#### Problem description:
Read the material below and tally how many lines hold the word "amount", giving the number and nothing else.

(Data items)
● ● ● ●

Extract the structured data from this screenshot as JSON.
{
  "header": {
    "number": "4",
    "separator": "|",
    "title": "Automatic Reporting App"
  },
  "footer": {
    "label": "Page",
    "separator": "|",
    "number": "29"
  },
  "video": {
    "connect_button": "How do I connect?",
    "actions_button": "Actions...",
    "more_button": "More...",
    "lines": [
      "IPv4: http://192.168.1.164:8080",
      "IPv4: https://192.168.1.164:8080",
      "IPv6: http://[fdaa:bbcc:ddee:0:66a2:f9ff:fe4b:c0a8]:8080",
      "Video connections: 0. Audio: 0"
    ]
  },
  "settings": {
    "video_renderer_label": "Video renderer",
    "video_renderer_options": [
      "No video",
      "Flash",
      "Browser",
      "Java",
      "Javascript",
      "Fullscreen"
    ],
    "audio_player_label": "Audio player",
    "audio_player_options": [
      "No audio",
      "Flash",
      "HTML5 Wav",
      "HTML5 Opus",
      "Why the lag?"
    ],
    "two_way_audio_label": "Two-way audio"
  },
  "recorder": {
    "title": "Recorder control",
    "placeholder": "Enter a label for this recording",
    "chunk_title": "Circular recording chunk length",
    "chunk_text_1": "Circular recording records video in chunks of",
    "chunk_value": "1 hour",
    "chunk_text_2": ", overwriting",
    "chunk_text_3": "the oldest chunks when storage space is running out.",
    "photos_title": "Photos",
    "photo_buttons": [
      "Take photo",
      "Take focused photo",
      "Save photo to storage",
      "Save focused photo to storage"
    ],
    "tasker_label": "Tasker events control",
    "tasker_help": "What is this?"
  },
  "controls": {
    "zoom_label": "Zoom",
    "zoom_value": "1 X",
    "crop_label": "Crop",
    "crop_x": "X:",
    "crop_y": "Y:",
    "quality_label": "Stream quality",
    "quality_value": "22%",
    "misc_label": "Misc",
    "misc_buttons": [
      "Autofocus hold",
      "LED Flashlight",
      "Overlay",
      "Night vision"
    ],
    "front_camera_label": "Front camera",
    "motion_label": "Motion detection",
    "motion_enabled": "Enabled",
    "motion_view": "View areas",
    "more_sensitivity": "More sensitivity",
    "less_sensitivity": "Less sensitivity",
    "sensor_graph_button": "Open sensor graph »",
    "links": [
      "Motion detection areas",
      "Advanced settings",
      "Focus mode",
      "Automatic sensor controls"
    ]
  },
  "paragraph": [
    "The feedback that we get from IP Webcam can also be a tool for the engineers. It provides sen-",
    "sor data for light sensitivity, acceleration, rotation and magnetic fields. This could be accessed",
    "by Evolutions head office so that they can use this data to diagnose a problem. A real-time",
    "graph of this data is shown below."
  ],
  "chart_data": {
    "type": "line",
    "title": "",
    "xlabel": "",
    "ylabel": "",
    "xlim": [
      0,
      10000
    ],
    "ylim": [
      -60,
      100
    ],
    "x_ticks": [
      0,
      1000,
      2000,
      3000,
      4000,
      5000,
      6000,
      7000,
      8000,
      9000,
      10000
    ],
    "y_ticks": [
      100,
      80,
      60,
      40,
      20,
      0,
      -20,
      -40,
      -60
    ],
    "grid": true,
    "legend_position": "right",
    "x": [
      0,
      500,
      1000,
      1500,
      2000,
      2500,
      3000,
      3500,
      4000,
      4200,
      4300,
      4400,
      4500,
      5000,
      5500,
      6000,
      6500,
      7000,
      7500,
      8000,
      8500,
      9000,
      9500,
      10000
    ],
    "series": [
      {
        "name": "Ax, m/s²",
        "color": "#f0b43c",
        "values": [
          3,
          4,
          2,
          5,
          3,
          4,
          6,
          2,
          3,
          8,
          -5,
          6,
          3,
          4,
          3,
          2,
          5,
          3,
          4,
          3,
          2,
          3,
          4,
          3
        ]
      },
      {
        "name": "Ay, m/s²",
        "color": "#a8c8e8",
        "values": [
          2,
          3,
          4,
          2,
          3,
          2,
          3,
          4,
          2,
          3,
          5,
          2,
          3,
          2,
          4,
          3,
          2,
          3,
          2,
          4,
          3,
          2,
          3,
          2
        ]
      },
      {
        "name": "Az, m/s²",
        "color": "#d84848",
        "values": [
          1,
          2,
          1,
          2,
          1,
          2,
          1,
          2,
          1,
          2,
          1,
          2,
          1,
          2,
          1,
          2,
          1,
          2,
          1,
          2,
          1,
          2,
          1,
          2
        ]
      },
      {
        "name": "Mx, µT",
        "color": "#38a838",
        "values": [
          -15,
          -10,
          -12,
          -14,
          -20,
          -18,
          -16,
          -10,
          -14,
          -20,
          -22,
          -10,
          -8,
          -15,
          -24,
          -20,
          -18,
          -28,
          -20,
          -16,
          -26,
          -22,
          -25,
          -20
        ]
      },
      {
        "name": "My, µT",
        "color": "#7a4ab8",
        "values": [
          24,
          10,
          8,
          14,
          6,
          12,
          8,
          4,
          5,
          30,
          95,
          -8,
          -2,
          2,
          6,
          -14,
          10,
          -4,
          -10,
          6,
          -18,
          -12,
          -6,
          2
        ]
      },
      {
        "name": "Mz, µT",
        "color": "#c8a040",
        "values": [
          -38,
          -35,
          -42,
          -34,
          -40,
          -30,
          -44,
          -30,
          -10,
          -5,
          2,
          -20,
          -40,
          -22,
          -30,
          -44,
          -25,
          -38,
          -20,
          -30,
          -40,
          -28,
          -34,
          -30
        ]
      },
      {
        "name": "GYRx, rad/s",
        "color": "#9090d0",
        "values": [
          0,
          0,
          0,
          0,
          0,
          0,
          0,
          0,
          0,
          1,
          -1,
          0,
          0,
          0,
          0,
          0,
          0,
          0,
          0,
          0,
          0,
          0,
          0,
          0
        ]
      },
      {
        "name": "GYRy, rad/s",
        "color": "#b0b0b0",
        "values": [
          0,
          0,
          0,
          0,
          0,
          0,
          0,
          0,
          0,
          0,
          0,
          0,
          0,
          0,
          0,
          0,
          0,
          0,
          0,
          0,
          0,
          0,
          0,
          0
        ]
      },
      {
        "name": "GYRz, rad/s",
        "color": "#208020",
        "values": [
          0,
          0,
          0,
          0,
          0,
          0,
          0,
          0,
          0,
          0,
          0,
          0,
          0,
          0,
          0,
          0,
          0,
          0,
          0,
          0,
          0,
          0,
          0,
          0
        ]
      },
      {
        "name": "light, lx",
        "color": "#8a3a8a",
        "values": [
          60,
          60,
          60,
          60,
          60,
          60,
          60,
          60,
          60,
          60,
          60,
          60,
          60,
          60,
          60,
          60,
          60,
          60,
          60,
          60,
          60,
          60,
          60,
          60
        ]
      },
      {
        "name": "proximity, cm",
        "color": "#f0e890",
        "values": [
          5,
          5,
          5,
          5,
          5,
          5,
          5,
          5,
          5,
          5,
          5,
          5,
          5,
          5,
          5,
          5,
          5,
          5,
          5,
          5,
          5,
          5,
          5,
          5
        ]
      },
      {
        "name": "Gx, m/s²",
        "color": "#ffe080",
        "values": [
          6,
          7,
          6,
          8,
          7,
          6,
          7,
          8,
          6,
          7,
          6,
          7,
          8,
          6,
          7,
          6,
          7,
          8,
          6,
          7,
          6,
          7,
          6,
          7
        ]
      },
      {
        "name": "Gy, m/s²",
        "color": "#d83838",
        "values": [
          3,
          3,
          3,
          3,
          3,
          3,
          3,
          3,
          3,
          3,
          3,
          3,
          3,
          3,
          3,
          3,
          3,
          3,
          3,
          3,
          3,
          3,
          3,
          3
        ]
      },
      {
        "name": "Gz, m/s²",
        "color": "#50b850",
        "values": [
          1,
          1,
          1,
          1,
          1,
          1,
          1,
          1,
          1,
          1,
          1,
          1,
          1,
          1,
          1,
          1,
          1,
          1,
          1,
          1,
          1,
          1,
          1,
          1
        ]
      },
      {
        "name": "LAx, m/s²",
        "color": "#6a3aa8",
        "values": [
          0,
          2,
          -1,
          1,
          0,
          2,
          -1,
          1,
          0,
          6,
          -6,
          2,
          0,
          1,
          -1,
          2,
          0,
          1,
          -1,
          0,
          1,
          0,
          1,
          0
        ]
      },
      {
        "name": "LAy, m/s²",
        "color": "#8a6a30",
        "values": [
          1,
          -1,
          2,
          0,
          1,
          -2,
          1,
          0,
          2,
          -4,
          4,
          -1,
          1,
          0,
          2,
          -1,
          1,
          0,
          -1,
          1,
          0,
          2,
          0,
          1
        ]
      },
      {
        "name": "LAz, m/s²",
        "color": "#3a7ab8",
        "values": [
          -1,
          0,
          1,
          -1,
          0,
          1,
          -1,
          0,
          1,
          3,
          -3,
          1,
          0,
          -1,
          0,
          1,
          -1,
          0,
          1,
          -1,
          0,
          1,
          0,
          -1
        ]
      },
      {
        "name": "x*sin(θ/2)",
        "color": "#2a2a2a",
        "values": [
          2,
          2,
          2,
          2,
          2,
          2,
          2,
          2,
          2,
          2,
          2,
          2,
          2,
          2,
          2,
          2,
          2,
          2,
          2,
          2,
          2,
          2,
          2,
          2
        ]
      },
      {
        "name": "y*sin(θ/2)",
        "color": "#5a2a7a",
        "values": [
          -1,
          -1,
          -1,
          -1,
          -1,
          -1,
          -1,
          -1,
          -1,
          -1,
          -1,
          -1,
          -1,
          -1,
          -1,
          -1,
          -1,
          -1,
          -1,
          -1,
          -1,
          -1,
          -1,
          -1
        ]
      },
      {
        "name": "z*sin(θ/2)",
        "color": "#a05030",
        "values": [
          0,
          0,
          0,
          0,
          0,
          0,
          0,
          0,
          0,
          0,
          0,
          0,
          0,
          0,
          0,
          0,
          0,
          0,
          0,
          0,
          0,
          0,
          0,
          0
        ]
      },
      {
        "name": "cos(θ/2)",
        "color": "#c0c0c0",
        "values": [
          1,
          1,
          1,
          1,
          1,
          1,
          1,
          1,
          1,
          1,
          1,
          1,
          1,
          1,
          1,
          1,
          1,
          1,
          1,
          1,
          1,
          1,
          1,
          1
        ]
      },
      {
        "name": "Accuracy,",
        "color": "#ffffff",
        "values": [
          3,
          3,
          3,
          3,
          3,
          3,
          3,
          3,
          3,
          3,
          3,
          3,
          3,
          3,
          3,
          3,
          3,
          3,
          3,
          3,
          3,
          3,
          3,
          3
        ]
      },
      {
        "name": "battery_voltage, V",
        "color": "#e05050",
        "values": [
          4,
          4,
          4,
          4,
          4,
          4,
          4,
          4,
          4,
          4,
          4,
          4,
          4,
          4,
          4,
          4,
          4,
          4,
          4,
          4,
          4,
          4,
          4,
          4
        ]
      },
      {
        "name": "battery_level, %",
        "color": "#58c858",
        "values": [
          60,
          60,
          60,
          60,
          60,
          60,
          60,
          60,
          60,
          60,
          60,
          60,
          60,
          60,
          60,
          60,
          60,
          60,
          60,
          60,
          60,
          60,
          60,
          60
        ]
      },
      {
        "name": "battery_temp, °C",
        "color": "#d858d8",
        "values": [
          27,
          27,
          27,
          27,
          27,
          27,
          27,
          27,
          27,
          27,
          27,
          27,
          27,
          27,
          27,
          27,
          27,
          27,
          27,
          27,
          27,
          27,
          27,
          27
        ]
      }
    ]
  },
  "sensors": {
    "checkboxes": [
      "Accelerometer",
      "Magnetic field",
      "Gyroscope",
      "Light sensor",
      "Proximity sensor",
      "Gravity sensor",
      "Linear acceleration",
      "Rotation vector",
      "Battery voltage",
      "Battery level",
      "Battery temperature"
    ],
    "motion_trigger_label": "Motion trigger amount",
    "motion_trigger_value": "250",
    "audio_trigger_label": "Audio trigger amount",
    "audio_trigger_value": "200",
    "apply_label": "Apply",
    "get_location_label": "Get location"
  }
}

● ● ● ●

#### Output:
2